[Stored dataset items]
........
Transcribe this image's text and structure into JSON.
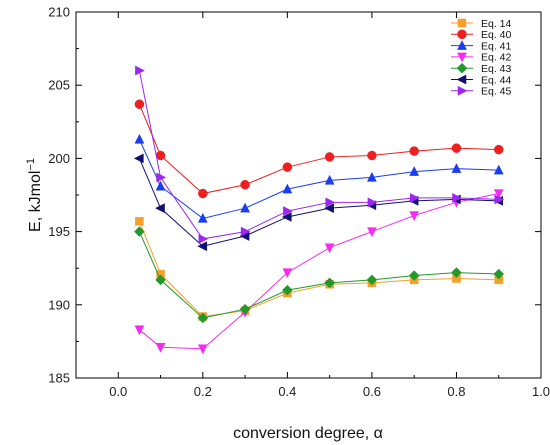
{
  "chart_data": {
    "type": "line",
    "xlabel": "conversion degree, α",
    "ylabel": "E, kJmol",
    "ylabel_sup": "−1",
    "xlim": [
      -0.1,
      1.0
    ],
    "ylim": [
      185,
      210
    ],
    "xticks": [
      "0.0",
      "0.2",
      "0.4",
      "0.6",
      "0.8",
      "1.0"
    ],
    "yticks": [
      "185",
      "190",
      "195",
      "200",
      "205",
      "210"
    ],
    "legend_position": "top-right",
    "grid": false,
    "x": [
      0.05,
      0.1,
      0.2,
      0.3,
      0.4,
      0.5,
      0.6,
      0.7,
      0.8,
      0.9
    ],
    "series": [
      {
        "name": "Eq. 14",
        "marker": "square",
        "color": "#f5a02a",
        "values": [
          195.7,
          192.1,
          189.2,
          189.6,
          190.8,
          191.4,
          191.5,
          191.7,
          191.8,
          191.7
        ]
      },
      {
        "name": "Eq. 40",
        "marker": "circle",
        "color": "#ee1f1f",
        "values": [
          203.7,
          200.2,
          197.6,
          198.2,
          199.4,
          200.1,
          200.2,
          200.5,
          200.7,
          200.6
        ]
      },
      {
        "name": "Eq. 41",
        "marker": "triangle-up",
        "color": "#1a3df0",
        "values": [
          201.3,
          198.1,
          195.9,
          196.6,
          197.9,
          198.5,
          198.7,
          199.1,
          199.3,
          199.2
        ]
      },
      {
        "name": "Eq. 42",
        "marker": "triangle-down",
        "color": "#f52cf0",
        "values": [
          188.3,
          187.1,
          187.0,
          189.5,
          192.2,
          193.9,
          195.0,
          196.1,
          197.0,
          197.6
        ]
      },
      {
        "name": "Eq. 43",
        "marker": "diamond",
        "color": "#21992b",
        "values": [
          195.0,
          191.7,
          189.1,
          189.7,
          191.0,
          191.5,
          191.7,
          192.0,
          192.2,
          192.1
        ]
      },
      {
        "name": "Eq. 44",
        "marker": "triangle-left",
        "color": "#10106e",
        "values": [
          200.0,
          196.6,
          194.0,
          194.7,
          196.0,
          196.6,
          196.8,
          197.1,
          197.2,
          197.1
        ]
      },
      {
        "name": "Eq. 45",
        "marker": "triangle-right",
        "color": "#9b27f0",
        "values": [
          206.0,
          198.7,
          194.5,
          195.0,
          196.4,
          197.0,
          197.0,
          197.3,
          197.3,
          197.2
        ]
      }
    ]
  }
}
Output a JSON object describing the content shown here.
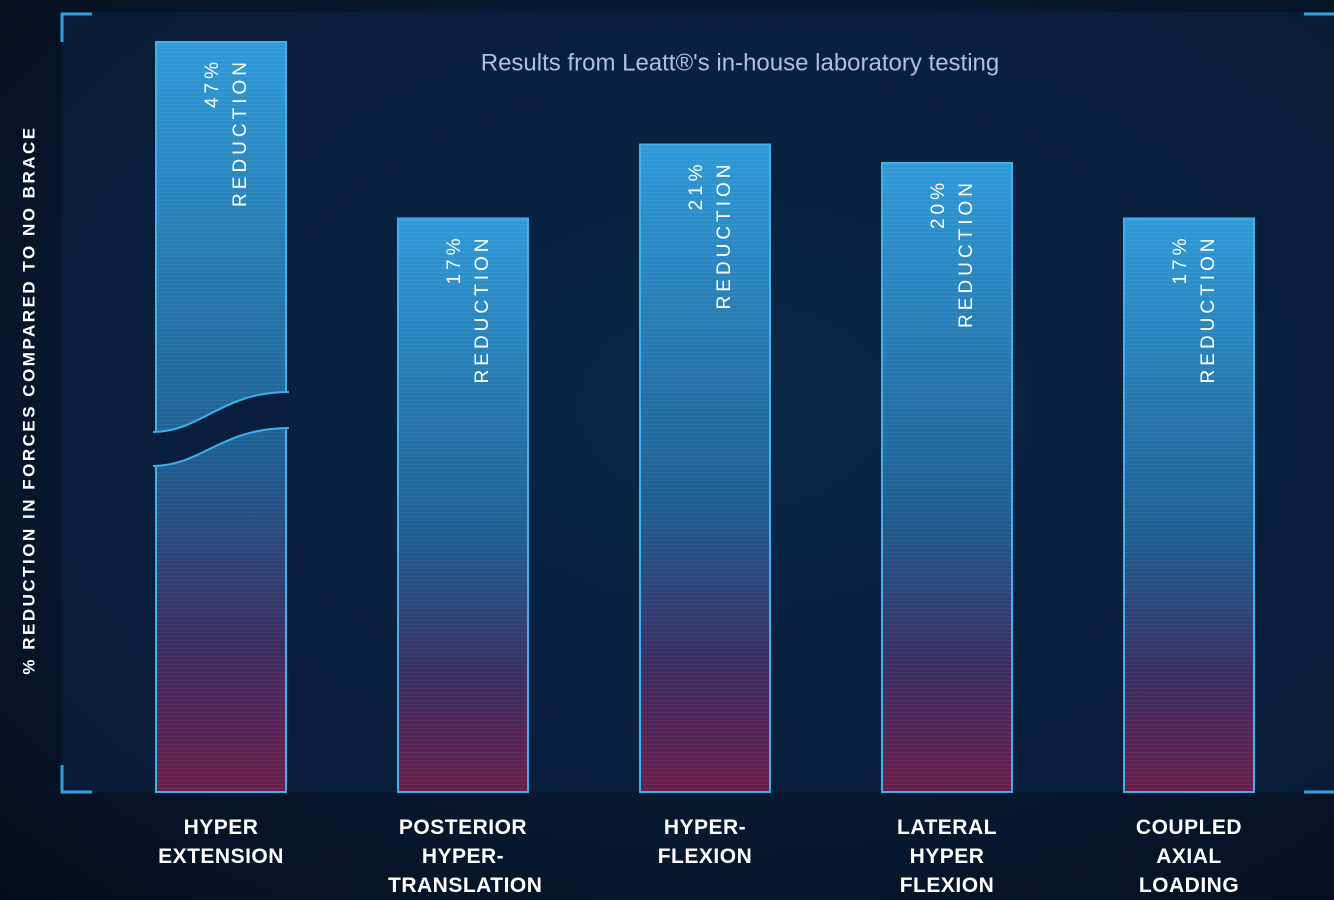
{
  "chart_data": {
    "type": "bar",
    "subtitle": "Results from Leatt®'s in-house laboratory testing",
    "y_label": "% REDUCTION IN FORCES COMPARED TO NO BRACE",
    "categories": [
      "HYPER EXTENSION",
      "POSTERIOR HYPER-TRANSLATION",
      "HYPER-FLEXION",
      "LATERAL HYPER FLEXION",
      "COUPLED AXIAL LOADING"
    ],
    "values": [
      47,
      17,
      21,
      20,
      17
    ],
    "value_labels": [
      "47%",
      "17%",
      "21%",
      "20%",
      "17%"
    ],
    "value_label_caption": "REDUCTION",
    "color": "#2a8fd0",
    "ylim": [
      -14,
      26
    ]
  }
}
........
▸ Task to complete
Your task is to transcribe all of the records precisely, with no images included.

▸ Written reply
Transcribe this image's text and structure into JSON.
{
  "chart_data": {
    "type": "line",
    "xlabel": "conversion degree, α",
    "ylabel": "E, kJmol",
    "ylabel_sup": "−1",
    "xlim": [
      -0.1,
      1.0
    ],
    "ylim": [
      185,
      210
    ],
    "xticks": [
      "0.0",
      "0.2",
      "0.4",
      "0.6",
      "0.8",
      "1.0"
    ],
    "yticks": [
      "185",
      "190",
      "195",
      "200",
      "205",
      "210"
    ],
    "legend_position": "top-right",
    "grid": false,
    "x": [
      0.05,
      0.1,
      0.2,
      0.3,
      0.4,
      0.5,
      0.6,
      0.7,
      0.8,
      0.9
    ],
    "series": [
      {
        "name": "Eq. 14",
        "marker": "square",
        "color": "#f5a02a",
        "values": [
          195.7,
          192.1,
          189.2,
          189.6,
          190.8,
          191.4,
          191.5,
          191.7,
          191.8,
          191.7
        ]
      },
      {
        "name": "Eq. 40",
        "marker": "circle",
        "color": "#ee1f1f",
        "values": [
          203.7,
          200.2,
          197.6,
          198.2,
          199.4,
          200.1,
          200.2,
          200.5,
          200.7,
          200.6
        ]
      },
      {
        "name": "Eq. 41",
        "marker": "triangle-up",
        "color": "#1a3df0",
        "values": [
          201.3,
          198.1,
          195.9,
          196.6,
          197.9,
          198.5,
          198.7,
          199.1,
          199.3,
          199.2
        ]
      },
      {
        "name": "Eq. 42",
        "marker": "triangle-down",
        "color": "#f52cf0",
        "values": [
          188.3,
          187.1,
          187.0,
          189.5,
          192.2,
          193.9,
          195.0,
          196.1,
          197.0,
          197.6
        ]
      },
      {
        "name": "Eq. 43",
        "marker": "diamond",
        "color": "#21992b",
        "values": [
          195.0,
          191.7,
          189.1,
          189.7,
          191.0,
          191.5,
          191.7,
          192.0,
          192.2,
          192.1
        ]
      },
      {
        "name": "Eq. 44",
        "marker": "triangle-left",
        "color": "#10106e",
        "values": [
          200.0,
          196.6,
          194.0,
          194.7,
          196.0,
          196.6,
          196.8,
          197.1,
          197.2,
          197.1
        ]
      },
      {
        "name": "Eq. 45",
        "marker": "triangle-right",
        "color": "#9b27f0",
        "values": [
          206.0,
          198.7,
          194.5,
          195.0,
          196.4,
          197.0,
          197.0,
          197.3,
          197.3,
          197.2
        ]
      }
    ]
  }
}
Output a JSON object describing the content shown here.
{
  "chart_data": {
    "type": "bar",
    "subtitle": "Results from Leatt®'s in-house laboratory testing",
    "y_label": "% REDUCTION IN FORCES COMPARED TO NO BRACE",
    "categories": [
      "HYPER EXTENSION",
      "POSTERIOR HYPER-TRANSLATION",
      "HYPER-FLEXION",
      "LATERAL HYPER FLEXION",
      "COUPLED AXIAL LOADING"
    ],
    "values": [
      47,
      17,
      21,
      20,
      17
    ],
    "value_labels": [
      "47%",
      "17%",
      "21%",
      "20%",
      "17%"
    ],
    "value_label_caption": "REDUCTION",
    "color": "#2a8fd0",
    "ylim": [
      -14,
      26
    ]
  }
}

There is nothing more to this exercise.